→ Travail à faire
1 - D'après l'extrait sur les rassemblements du week-end, quelle phrase Yassia Boudra portait-elle sur l'affichette nouée autour de son cou ?
2 - Poursuivez l'extrait sur les rassemblements du week-end à la suite de sa dernière phrase.

→ Extrait du document
####

Pour de nombreux jeunes, les rassemblements de ce week-end avaient valeur de baptême républicain. Et d’un sacré cours d’instruction civique en plein air. ” Je ne m’imaginais pas rester à la maison et regarder ça à la télé “, glissait Mathieu Léon, 18 ans, qui, comme beaucoup, participait à sa première manif. Déjà rompue à l’exercice, Arlette Moch, 88 ans, tenait dans une main sa canne et dans l’autre une affichette ” On ne tuera pas le rire. Merci Charlie “. Elle s’excusait presque de n’avoir fait tout le trajet parisien, entre République et Nation, à cause de ses mauvaises jambes.
” n’aime pas peur “Pour certains, il a été nécessaire de vaincre l’appréhension, ce poison que les terroristes espéraient instiller, comme l’expliquaient Véronique Espada et Patricia Chalon : ” On a peur bien sûr, peur que quelqu’un mette une bombe ici, mais il est essentiel de défendre la liberté. “” On est venu pour montrer qu’on n’a pas peur, qu’on est debout “, clamait Chantal Chemla, kinésithérapeute de 49 ans, accompagnée de son mari et de ses voisins. Yassia Boudra de Dole (Jura) ne disait pas autre chose sur l’affichette qu’elle avait noué autour de son cou : ” Plutôt mourir debout que vivre à genoux “, reprenant la formule du dessinateur Charb assassiné à Charlie Hebdo. Deux jolies métisses en manteaux rouges posaient, des pancartes à la main : ” Plus forts que la haine “. A Bordeaux, une autre inscription disait : ” N’aime pas peur “.

####

→ Entrées de boîtes englobantes

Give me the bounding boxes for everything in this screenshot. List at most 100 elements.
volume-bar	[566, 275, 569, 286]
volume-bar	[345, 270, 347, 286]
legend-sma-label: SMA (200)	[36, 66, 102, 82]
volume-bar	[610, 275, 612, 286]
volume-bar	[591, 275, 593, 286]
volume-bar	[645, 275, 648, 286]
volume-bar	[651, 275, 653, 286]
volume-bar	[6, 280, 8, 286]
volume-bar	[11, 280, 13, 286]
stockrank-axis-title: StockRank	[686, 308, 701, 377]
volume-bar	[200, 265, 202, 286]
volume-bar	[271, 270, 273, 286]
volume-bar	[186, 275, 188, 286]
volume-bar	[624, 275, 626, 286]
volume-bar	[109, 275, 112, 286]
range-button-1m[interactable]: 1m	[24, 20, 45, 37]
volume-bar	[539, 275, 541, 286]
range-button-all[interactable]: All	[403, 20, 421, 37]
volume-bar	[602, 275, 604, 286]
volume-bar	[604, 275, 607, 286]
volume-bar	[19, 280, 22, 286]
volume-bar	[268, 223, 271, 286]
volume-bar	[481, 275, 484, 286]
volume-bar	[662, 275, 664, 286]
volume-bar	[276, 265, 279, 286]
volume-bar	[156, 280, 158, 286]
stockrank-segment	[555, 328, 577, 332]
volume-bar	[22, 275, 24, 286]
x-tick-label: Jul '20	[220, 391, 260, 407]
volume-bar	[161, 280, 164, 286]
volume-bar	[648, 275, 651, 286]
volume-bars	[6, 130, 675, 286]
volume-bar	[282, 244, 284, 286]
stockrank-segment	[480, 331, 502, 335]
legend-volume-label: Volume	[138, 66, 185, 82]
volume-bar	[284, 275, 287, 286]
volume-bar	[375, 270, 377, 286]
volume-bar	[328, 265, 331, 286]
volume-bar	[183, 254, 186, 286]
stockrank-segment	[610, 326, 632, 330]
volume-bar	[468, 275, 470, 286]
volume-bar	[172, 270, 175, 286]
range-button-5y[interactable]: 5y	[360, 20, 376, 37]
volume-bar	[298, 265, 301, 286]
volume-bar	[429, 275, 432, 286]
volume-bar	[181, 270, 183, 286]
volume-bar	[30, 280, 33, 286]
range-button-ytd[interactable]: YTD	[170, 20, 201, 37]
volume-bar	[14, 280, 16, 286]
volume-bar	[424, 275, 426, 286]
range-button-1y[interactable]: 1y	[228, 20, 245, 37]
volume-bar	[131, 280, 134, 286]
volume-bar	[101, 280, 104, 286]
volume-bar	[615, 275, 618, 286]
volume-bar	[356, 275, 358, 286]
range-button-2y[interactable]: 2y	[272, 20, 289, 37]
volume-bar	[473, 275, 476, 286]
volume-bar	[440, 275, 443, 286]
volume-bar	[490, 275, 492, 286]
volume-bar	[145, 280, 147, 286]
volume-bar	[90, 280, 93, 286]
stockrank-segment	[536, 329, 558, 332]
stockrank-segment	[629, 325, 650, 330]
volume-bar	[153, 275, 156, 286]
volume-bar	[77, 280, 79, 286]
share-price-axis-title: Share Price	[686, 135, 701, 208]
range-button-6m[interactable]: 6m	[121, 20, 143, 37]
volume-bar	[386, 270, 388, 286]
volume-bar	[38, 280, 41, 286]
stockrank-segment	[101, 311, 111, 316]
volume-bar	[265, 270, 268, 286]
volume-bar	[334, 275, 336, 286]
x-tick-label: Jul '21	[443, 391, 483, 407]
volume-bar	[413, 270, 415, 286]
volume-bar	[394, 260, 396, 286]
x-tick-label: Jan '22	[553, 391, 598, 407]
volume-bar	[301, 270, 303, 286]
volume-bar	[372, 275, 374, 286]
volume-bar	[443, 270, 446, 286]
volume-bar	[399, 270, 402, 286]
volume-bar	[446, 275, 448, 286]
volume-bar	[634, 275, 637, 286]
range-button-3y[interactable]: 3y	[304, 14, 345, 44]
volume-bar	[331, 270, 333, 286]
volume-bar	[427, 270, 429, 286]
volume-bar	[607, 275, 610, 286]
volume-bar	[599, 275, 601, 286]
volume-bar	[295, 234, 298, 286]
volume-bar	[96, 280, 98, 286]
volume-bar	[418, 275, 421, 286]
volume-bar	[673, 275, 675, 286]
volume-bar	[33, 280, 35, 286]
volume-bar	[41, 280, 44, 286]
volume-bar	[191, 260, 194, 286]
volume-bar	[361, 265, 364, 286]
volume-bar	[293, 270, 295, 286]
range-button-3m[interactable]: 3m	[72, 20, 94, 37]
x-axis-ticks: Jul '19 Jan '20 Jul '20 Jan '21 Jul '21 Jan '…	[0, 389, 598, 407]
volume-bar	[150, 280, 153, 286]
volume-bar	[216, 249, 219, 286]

####

→ Corrigé des exercices
1 - « Plutôt mourir debout que vivre à genoux », une formule reprise du dessinateur Charb.

2 -
Il a fallu accepter la proximité avec des personnes d’un bord différent et parfois opposé. ” Il y a là des gens que je n’aurais jamais souhaité croiser, mais ce n’est pas grave. L’important, c’est qu’on soit nombreux “, expliquait Patrice Rodriguez, archéologue de 56 ans.
” Ça m’embête de manifester en même temps que des dictateurs, mais c’est trop important. Il fallait être là “, affirmait Brigitte Kermarquer, qui n’était plus jamais descendue dans la rue depuis le 11 septembre 2001. ” Si on m’avait dit qu’un jour je défilerais derrière de grands démocrates comme Bongo et Erdogan… “, soupirait un ancien maoïste. La foule s’impatientait d’ailleurs, bloquée derrière les barrières métalliques, tandis que passaient les grands de ce monde, autour de François Hollande. ” C’est un nouveau concept de manif. Le peuple regarde défiler les chefs de gouvernement “, s’amusait un badaud.
Dans les foules, se mesurait la diversité française. Les Noirs, les beurs étaient bien là, mais plutôt cette frange intégrée dans la société française. A Marseille, à Lyon, certains regrettaient l’absence des jeunes de banlieue. Même constat à Paris, bien que Grigny, la commune de l’Essonne d’où était originaire l’un des tueurs, a envoyé une délégation. Les villes périphériques avaient organisé leurs propres rassemblements, peut-être étaient-ils là ?
” Ils veulent nous diviser, mais on restera unis “Toutes les religions étaient représentées, sans oublier les athées purs et durs comme Christian Mathey, 62 ans, qui se revendique de Darwin et du ” Ni dieu ni maître “. Des kippas, quelques femmes voilées aussi comme Sana Labide, 14 ans qui défilait avec une sourate du Coran écrite sur une pancarte : ” Celui qui tue un homme tue l’humanité “. En bas, elle a ajouté un post-scriptum : ” Valable à Paris, au Nigeria, valable en Syrie et en Ukraine, valable aussi à Gaza “.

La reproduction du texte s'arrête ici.